### RECORDS TO PROCESS

- - - - - - -

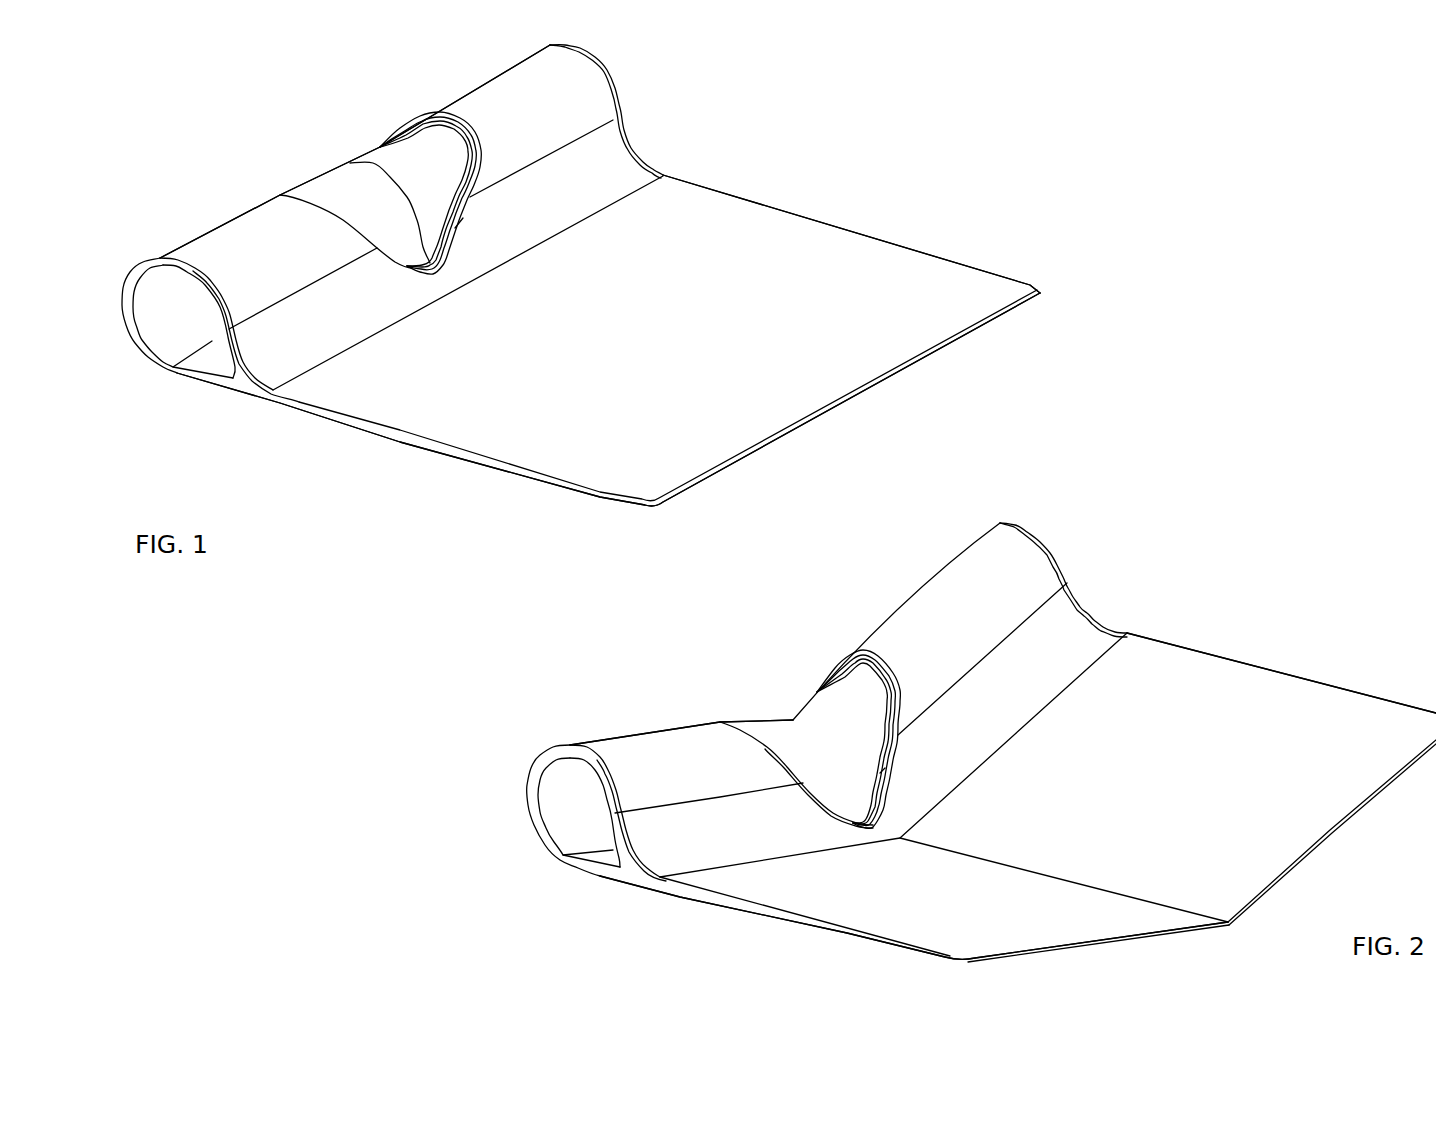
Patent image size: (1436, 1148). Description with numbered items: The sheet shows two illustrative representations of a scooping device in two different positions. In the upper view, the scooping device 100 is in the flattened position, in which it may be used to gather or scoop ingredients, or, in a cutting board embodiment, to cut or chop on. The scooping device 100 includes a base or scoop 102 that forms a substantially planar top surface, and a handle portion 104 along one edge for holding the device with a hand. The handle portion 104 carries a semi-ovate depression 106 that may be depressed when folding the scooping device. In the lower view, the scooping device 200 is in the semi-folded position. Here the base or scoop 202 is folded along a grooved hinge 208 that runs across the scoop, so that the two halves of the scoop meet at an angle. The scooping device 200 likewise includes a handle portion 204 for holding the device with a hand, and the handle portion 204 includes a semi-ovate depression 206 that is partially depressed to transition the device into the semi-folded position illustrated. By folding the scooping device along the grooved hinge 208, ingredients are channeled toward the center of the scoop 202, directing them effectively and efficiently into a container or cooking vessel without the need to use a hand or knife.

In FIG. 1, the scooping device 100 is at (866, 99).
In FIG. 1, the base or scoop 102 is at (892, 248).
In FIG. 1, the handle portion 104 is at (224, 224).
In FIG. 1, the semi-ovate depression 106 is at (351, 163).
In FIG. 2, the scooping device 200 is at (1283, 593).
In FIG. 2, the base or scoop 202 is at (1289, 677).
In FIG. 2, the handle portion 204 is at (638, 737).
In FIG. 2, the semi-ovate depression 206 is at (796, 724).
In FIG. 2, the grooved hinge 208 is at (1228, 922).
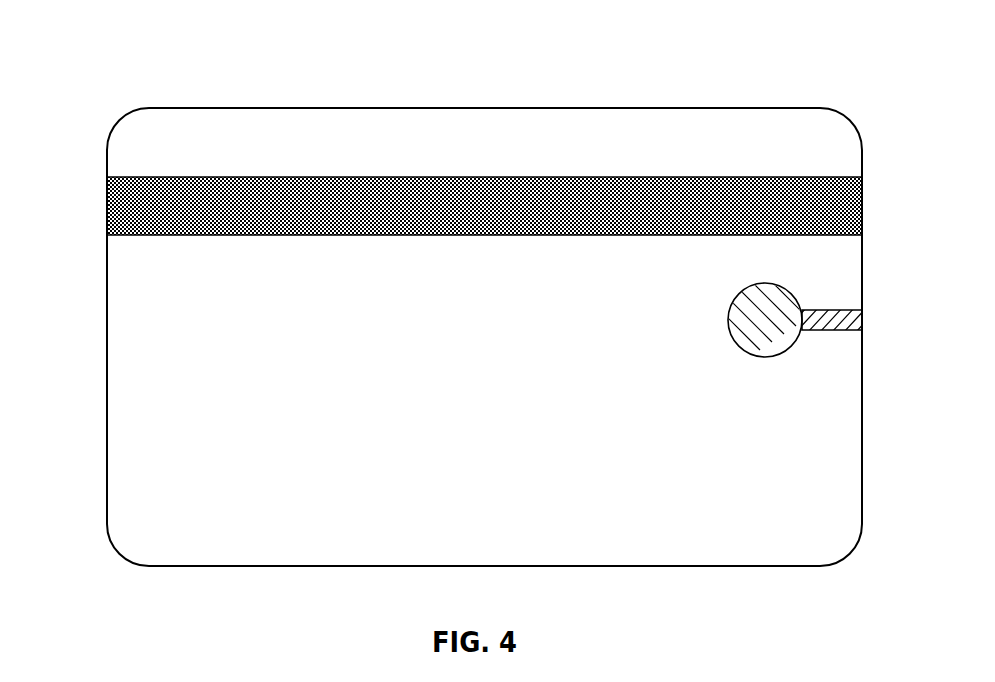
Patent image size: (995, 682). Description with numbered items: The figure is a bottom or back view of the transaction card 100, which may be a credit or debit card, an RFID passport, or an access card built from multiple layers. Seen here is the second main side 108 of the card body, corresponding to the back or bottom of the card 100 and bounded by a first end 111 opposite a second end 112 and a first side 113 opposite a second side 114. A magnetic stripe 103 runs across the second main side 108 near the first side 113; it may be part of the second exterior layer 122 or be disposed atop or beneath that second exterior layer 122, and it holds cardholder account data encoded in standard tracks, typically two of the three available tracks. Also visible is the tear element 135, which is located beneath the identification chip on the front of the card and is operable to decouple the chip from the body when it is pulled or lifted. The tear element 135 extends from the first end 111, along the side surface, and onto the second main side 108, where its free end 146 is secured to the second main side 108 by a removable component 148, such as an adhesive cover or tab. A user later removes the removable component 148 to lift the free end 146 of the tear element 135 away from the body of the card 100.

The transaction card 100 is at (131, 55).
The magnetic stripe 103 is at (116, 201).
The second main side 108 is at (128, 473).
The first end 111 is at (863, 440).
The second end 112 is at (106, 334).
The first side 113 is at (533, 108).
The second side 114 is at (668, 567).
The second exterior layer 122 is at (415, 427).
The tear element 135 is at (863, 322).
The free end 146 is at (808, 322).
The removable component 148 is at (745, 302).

- - - - - - -

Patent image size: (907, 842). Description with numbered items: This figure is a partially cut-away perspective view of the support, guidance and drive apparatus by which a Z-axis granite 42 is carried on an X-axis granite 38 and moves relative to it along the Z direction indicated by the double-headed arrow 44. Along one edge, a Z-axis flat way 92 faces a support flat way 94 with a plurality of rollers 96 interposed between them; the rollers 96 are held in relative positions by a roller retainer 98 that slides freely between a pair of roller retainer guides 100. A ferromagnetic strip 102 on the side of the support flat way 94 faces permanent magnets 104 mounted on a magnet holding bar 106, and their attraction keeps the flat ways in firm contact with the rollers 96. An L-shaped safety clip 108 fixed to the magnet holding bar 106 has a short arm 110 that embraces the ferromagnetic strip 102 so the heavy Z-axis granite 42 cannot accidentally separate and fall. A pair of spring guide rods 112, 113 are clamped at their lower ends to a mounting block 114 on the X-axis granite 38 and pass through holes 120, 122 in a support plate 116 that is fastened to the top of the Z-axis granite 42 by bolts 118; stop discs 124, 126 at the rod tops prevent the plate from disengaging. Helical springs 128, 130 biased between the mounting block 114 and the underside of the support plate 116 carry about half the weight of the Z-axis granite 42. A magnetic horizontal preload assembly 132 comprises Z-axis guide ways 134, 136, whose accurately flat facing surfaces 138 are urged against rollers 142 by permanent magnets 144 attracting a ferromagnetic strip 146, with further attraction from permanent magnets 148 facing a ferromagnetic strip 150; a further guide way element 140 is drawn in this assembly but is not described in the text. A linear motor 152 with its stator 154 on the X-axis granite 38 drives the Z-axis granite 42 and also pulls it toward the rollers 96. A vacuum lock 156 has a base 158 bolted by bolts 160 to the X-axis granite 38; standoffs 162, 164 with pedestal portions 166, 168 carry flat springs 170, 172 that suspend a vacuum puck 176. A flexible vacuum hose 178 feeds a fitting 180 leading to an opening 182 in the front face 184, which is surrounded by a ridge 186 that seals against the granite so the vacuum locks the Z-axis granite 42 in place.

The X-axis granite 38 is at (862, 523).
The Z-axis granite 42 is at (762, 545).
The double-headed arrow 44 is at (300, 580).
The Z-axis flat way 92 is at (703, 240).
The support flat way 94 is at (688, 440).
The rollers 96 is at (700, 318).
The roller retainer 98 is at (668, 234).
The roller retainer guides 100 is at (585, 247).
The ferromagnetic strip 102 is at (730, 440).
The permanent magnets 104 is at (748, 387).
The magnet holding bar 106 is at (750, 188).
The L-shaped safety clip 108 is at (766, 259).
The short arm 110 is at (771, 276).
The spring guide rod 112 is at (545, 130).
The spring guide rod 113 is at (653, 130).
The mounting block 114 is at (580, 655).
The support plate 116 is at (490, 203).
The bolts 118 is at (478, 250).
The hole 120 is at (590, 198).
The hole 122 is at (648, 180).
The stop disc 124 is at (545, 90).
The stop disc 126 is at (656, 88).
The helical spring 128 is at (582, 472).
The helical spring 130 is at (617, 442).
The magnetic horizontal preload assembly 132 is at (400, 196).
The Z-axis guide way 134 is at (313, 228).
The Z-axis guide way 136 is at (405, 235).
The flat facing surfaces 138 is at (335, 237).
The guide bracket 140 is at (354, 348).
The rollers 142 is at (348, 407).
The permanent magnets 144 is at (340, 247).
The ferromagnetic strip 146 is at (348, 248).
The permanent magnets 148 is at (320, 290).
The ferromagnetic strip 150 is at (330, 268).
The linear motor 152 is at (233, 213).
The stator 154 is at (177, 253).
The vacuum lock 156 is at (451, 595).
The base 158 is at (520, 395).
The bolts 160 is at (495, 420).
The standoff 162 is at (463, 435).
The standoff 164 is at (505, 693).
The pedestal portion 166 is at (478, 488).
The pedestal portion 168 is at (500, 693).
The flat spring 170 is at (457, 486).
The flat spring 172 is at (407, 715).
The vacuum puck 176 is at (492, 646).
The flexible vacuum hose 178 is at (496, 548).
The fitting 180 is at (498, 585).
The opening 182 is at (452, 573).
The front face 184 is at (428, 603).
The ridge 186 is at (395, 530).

- - - - - - -

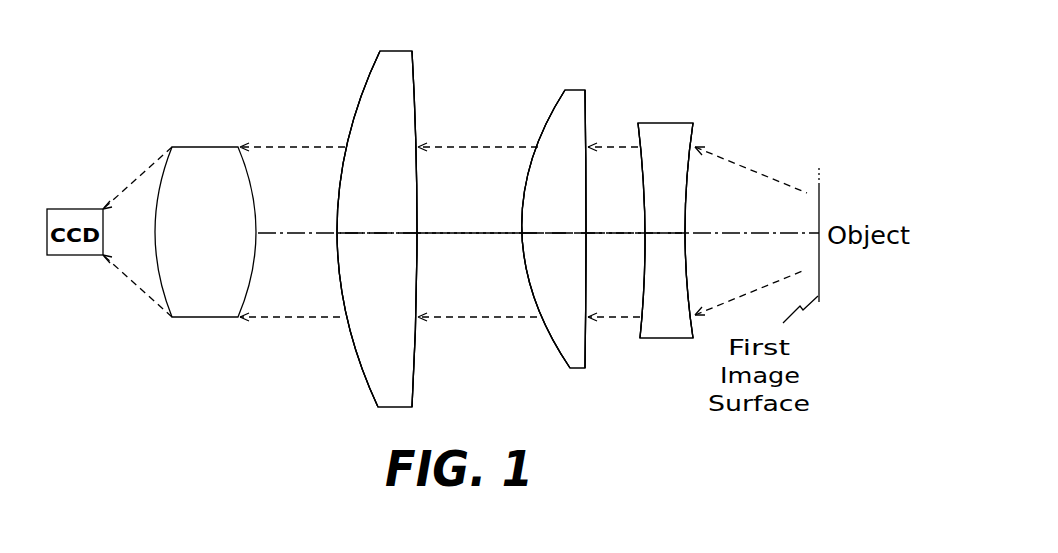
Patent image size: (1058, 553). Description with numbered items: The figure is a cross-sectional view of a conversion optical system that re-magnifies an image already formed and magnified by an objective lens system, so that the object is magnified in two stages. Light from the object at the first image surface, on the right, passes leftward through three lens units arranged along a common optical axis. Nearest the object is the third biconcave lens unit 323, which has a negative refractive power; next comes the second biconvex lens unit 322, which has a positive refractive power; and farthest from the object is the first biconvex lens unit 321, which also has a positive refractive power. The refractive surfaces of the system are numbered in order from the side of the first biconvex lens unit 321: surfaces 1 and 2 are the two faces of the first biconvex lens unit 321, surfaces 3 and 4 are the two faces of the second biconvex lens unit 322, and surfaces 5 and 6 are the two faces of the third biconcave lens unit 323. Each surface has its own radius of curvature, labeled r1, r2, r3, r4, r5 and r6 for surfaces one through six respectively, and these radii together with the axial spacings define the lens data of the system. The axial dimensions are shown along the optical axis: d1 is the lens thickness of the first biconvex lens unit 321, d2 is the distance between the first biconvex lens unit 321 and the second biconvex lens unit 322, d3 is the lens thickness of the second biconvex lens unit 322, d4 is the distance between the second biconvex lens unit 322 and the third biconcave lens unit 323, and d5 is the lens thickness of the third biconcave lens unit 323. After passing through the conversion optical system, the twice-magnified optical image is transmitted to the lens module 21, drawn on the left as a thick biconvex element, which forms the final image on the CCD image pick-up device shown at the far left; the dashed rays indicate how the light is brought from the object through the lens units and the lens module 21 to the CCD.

- - - - - - -

### EXERCISE BRIEF
Output the lines starting at the one containing "Patent image size: (1436, 1148)." and ending at the one containing "In FIG. 2, the grooved", with both of those lines included, repeated without any change.

### RESULT OF THE EXERCISE
Patent image size: (1436, 1148). Description with numbered items: The sheet shows two illustrative representations of a scooping device in two different positions. In the upper view, the scooping device 100 is in the flattened position, in which it may be used to gather or scoop ingredients, or, in a cutting board embodiment, to cut or chop on. The scooping device 100 includes a base or scoop 102 that forms a substantially planar top surface, and a handle portion 104 along one edge for holding the device with a hand. The handle portion 104 carries a semi-ovate depression 106 that may be depressed when folding the scooping device. In the lower view, the scooping device 200 is in the semi-folded position. Here the base or scoop 202 is folded along a grooved hinge 208 that runs across the scoop, so that the two halves of the scoop meet at an angle. The scooping device 200 likewise includes a handle portion 204 for holding the device with a hand, and the handle portion 204 includes a semi-ovate depression 206 that is partially depressed to transition the device into the semi-folded position illustrated. By folding the scooping device along the grooved hinge 208, ingredients are channeled toward the center of the scoop 202, directing them effectively and efficiently into a container or cooking vessel without the need to use a hand or knife.

In FIG. 1, the scooping device 100 is at (866, 99).
In FIG. 1, the base or scoop 102 is at (892, 248).
In FIG. 1, the handle portion 104 is at (224, 224).
In FIG. 1, the semi-ovate depression 106 is at (351, 163).
In FIG. 2, the scooping device 200 is at (1283, 593).
In FIG. 2, the base or scoop 202 is at (1289, 677).
In FIG. 2, the handle portion 204 is at (638, 737).
In FIG. 2, the semi-ovate depression 206 is at (796, 724).
In FIG. 2, the grooved hinge 208 is at (1228, 922).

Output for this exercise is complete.